**Dataset entries**
^^^^^^^^

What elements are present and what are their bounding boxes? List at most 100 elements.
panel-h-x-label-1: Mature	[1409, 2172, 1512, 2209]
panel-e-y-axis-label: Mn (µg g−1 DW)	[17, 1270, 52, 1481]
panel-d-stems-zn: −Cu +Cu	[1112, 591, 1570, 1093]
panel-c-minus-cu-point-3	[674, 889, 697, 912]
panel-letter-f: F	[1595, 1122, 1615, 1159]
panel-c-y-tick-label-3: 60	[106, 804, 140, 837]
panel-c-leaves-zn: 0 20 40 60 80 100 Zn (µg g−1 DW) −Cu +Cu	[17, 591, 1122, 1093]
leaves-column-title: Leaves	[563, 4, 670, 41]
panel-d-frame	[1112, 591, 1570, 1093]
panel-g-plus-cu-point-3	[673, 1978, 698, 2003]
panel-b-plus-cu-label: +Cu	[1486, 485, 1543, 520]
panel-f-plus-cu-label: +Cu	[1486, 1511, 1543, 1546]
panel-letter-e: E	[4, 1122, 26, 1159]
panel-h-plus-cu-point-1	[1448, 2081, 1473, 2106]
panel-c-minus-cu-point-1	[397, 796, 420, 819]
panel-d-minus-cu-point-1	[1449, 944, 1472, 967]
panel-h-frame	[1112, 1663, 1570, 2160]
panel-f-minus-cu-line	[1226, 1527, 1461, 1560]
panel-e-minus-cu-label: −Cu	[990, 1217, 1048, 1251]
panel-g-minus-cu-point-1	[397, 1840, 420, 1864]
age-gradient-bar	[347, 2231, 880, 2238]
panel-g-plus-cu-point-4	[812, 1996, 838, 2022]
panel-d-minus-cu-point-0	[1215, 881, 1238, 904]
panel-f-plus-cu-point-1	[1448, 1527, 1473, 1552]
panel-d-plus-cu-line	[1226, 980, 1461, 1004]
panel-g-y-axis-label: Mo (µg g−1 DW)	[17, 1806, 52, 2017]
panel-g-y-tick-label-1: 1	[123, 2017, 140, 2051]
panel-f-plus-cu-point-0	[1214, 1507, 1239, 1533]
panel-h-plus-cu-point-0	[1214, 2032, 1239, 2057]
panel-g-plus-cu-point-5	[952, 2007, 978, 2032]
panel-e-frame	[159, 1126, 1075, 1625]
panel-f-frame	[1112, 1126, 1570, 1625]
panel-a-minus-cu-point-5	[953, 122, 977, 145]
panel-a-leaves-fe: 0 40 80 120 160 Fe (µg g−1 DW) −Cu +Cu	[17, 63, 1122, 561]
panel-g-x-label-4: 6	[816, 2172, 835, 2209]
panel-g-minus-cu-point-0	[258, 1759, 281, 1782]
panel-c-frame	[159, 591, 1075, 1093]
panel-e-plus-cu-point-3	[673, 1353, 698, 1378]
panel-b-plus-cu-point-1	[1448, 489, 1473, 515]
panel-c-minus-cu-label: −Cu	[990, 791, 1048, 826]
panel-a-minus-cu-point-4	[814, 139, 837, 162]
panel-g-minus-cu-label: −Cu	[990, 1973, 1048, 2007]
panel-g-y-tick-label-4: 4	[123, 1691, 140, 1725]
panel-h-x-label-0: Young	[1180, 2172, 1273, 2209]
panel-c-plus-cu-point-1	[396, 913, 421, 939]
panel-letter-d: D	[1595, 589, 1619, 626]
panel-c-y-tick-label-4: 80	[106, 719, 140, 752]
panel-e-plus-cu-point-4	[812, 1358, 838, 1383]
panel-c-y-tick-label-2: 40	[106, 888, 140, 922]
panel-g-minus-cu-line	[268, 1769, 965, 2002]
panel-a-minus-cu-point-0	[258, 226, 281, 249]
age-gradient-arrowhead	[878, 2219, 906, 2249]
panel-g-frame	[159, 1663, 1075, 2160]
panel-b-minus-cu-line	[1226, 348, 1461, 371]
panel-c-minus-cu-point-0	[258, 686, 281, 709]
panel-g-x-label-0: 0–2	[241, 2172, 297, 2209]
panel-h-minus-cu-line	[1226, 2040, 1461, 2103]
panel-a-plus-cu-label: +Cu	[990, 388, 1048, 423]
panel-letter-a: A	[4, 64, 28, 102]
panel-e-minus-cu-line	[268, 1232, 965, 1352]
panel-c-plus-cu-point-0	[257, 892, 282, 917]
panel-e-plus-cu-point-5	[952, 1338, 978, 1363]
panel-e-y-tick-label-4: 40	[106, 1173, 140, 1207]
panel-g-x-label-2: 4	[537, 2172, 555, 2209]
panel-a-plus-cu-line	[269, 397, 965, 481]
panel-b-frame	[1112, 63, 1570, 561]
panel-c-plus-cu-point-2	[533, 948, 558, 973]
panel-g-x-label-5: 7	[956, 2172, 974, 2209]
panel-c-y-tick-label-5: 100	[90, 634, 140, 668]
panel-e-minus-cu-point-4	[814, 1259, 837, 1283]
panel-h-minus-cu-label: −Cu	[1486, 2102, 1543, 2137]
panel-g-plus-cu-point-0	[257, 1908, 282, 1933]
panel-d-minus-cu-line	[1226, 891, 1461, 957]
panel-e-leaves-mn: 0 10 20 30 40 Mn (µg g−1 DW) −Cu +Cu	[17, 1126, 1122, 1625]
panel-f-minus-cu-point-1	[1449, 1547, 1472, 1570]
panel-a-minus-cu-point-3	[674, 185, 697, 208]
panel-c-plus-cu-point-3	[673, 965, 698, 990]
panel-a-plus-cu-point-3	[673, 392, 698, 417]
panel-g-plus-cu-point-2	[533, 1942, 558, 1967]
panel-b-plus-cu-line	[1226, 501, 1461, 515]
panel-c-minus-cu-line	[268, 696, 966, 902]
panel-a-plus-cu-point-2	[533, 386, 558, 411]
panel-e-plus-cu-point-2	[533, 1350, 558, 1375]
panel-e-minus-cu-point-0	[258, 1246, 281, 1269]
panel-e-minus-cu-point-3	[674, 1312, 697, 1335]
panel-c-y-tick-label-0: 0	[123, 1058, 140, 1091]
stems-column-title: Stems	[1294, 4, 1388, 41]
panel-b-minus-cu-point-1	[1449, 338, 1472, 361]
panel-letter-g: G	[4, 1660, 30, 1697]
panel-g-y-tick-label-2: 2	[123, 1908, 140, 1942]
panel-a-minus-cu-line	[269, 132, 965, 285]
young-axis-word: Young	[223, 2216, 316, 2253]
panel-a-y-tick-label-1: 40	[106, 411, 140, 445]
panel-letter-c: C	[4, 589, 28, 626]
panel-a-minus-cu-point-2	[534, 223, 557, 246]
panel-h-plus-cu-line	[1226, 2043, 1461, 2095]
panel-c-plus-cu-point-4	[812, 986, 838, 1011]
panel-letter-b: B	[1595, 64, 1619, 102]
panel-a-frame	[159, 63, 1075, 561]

^^^^^^^^

**WHAT THIS TASK INVOLVES**
Rewrite the rows above so that each "DW" becomes "dry weight", leaving everything else as it is.

**ANSWER IN FULL**
What elements are present and what are their bounding boxes? List at most 100 elements.
panel-h-x-label-1: Mature	[1409, 2172, 1512, 2209]
panel-e-y-axis-label: Mn (µg g−1 dry weight)	[17, 1270, 52, 1481]
panel-d-stems-zn: −Cu +Cu	[1112, 591, 1570, 1093]
panel-c-minus-cu-point-3	[674, 889, 697, 912]
panel-letter-f: F	[1595, 1122, 1615, 1159]
panel-c-y-tick-label-3: 60	[106, 804, 140, 837]
panel-c-leaves-zn: 0 20 40 60 80 100 Zn (µg g−1 dry weight) −Cu +Cu	[17, 591, 1122, 1093]
leaves-column-title: Leaves	[563, 4, 670, 41]
panel-d-frame	[1112, 591, 1570, 1093]
panel-g-plus-cu-point-3	[673, 1978, 698, 2003]
panel-b-plus-cu-label: +Cu	[1486, 485, 1543, 520]
panel-f-plus-cu-label: +Cu	[1486, 1511, 1543, 1546]
panel-letter-e: E	[4, 1122, 26, 1159]
panel-h-plus-cu-point-1	[1448, 2081, 1473, 2106]
panel-c-minus-cu-point-1	[397, 796, 420, 819]
panel-d-minus-cu-point-1	[1449, 944, 1472, 967]
panel-h-frame	[1112, 1663, 1570, 2160]
panel-f-minus-cu-line	[1226, 1527, 1461, 1560]
panel-e-minus-cu-label: −Cu	[990, 1217, 1048, 1251]
panel-g-minus-cu-point-1	[397, 1840, 420, 1864]
age-gradient-bar	[347, 2231, 880, 2238]
panel-g-plus-cu-point-4	[812, 1996, 838, 2022]
panel-d-minus-cu-point-0	[1215, 881, 1238, 904]
panel-f-plus-cu-point-1	[1448, 1527, 1473, 1552]
panel-d-plus-cu-line	[1226, 980, 1461, 1004]
panel-g-y-axis-label: Mo (µg g−1 dry weight)	[17, 1806, 52, 2017]
panel-g-y-tick-label-1: 1	[123, 2017, 140, 2051]
panel-f-plus-cu-point-0	[1214, 1507, 1239, 1533]
panel-h-plus-cu-point-0	[1214, 2032, 1239, 2057]
panel-g-plus-cu-point-5	[952, 2007, 978, 2032]
panel-e-frame	[159, 1126, 1075, 1625]
panel-f-frame	[1112, 1126, 1570, 1625]
panel-a-minus-cu-point-5	[953, 122, 977, 145]
panel-a-leaves-fe: 0 40 80 120 160 Fe (µg g−1 dry weight) −Cu +Cu	[17, 63, 1122, 561]
panel-g-x-label-4: 6	[816, 2172, 835, 2209]
panel-g-minus-cu-point-0	[258, 1759, 281, 1782]
panel-c-frame	[159, 591, 1075, 1093]
panel-e-plus-cu-point-3	[673, 1353, 698, 1378]
panel-b-plus-cu-point-1	[1448, 489, 1473, 515]
panel-c-minus-cu-label: −Cu	[990, 791, 1048, 826]
panel-a-minus-cu-point-4	[814, 139, 837, 162]
panel-g-minus-cu-label: −Cu	[990, 1973, 1048, 2007]
panel-g-y-tick-label-4: 4	[123, 1691, 140, 1725]
panel-h-x-label-0: Young	[1180, 2172, 1273, 2209]
panel-c-plus-cu-point-1	[396, 913, 421, 939]
panel-letter-d: D	[1595, 589, 1619, 626]
panel-c-y-tick-label-4: 80	[106, 719, 140, 752]
panel-e-plus-cu-point-4	[812, 1358, 838, 1383]
panel-c-y-tick-label-2: 40	[106, 888, 140, 922]
panel-g-minus-cu-line	[268, 1769, 965, 2002]
panel-a-minus-cu-point-0	[258, 226, 281, 249]
age-gradient-arrowhead	[878, 2219, 906, 2249]
panel-g-frame	[159, 1663, 1075, 2160]
panel-b-minus-cu-line	[1226, 348, 1461, 371]
panel-c-minus-cu-point-0	[258, 686, 281, 709]
panel-g-x-label-0: 0–2	[241, 2172, 297, 2209]
panel-h-minus-cu-line	[1226, 2040, 1461, 2103]
panel-a-plus-cu-label: +Cu	[990, 388, 1048, 423]
panel-letter-a: A	[4, 64, 28, 102]
panel-e-minus-cu-line	[268, 1232, 965, 1352]
panel-c-plus-cu-point-0	[257, 892, 282, 917]
panel-e-plus-cu-point-5	[952, 1338, 978, 1363]
panel-e-y-tick-label-4: 40	[106, 1173, 140, 1207]
panel-g-x-label-2: 4	[537, 2172, 555, 2209]
panel-a-plus-cu-line	[269, 397, 965, 481]
panel-b-frame	[1112, 63, 1570, 561]
panel-c-plus-cu-point-2	[533, 948, 558, 973]
panel-g-x-label-5: 7	[956, 2172, 974, 2209]
panel-c-y-tick-label-5: 100	[90, 634, 140, 668]
panel-e-minus-cu-point-4	[814, 1259, 837, 1283]
panel-h-minus-cu-label: −Cu	[1486, 2102, 1543, 2137]
panel-g-plus-cu-point-0	[257, 1908, 282, 1933]
panel-d-minus-cu-line	[1226, 891, 1461, 957]
panel-e-leaves-mn: 0 10 20 30 40 Mn (µg g−1 dry weight) −Cu +Cu	[17, 1126, 1122, 1625]
panel-f-minus-cu-point-1	[1449, 1547, 1472, 1570]
panel-a-minus-cu-point-3	[674, 185, 697, 208]
panel-c-plus-cu-point-3	[673, 965, 698, 990]
panel-a-plus-cu-point-3	[673, 392, 698, 417]
panel-g-plus-cu-point-2	[533, 1942, 558, 1967]
panel-b-plus-cu-line	[1226, 501, 1461, 515]
panel-c-minus-cu-line	[268, 696, 966, 902]
panel-a-plus-cu-point-2	[533, 386, 558, 411]
panel-e-plus-cu-point-2	[533, 1350, 558, 1375]
panel-e-minus-cu-point-0	[258, 1246, 281, 1269]
panel-e-minus-cu-point-3	[674, 1312, 697, 1335]
panel-c-y-tick-label-0: 0	[123, 1058, 140, 1091]
stems-column-title: Stems	[1294, 4, 1388, 41]
panel-b-minus-cu-point-1	[1449, 338, 1472, 361]
panel-letter-g: G	[4, 1660, 30, 1697]
panel-g-y-tick-label-2: 2	[123, 1908, 140, 1942]
panel-a-minus-cu-line	[269, 132, 965, 285]
young-axis-word: Young	[223, 2216, 316, 2253]
panel-a-y-tick-label-1: 40	[106, 411, 140, 445]
panel-letter-c: C	[4, 589, 28, 626]
panel-a-minus-cu-point-2	[534, 223, 557, 246]
panel-h-plus-cu-line	[1226, 2043, 1461, 2095]
panel-c-plus-cu-point-4	[812, 986, 838, 1011]
panel-letter-b: B	[1595, 64, 1619, 102]
panel-a-frame	[159, 63, 1075, 561]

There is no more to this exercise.